§ Exercise material:
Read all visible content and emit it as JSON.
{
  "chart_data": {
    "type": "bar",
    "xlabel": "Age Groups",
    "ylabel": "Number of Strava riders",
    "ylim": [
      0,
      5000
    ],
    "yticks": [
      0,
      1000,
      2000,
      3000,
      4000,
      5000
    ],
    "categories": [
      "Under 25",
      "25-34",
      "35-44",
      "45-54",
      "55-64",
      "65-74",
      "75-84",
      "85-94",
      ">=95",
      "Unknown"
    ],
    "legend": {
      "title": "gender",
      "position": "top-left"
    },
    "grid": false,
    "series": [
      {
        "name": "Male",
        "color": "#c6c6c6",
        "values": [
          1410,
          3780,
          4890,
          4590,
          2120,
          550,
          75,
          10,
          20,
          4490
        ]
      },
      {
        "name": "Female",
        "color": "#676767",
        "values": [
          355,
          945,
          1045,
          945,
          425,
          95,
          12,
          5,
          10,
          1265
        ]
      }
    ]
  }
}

§ The exercise:
Every line above should be retyped exactly as given.

§ Output of the exercise:
Read all visible content and emit it as JSON.
{
  "chart_data": {
    "type": "bar",
    "xlabel": "Age Groups",
    "ylabel": "Number of Strava riders",
    "ylim": [
      0,
      5000
    ],
    "yticks": [
      0,
      1000,
      2000,
      3000,
      4000,
      5000
    ],
    "categories": [
      "Under 25",
      "25-34",
      "35-44",
      "45-54",
      "55-64",
      "65-74",
      "75-84",
      "85-94",
      ">=95",
      "Unknown"
    ],
    "legend": {
      "title": "gender",
      "position": "top-left"
    },
    "grid": false,
    "series": [
      {
        "name": "Male",
        "color": "#c6c6c6",
        "values": [
          1410,
          3780,
          4890,
          4590,
          2120,
          550,
          75,
          10,
          20,
          4490
        ]
      },
      {
        "name": "Female",
        "color": "#676767",
        "values": [
          355,
          945,
          1045,
          945,
          425,
          95,
          12,
          5,
          10,
          1265
        ]
      }
    ]
  }
}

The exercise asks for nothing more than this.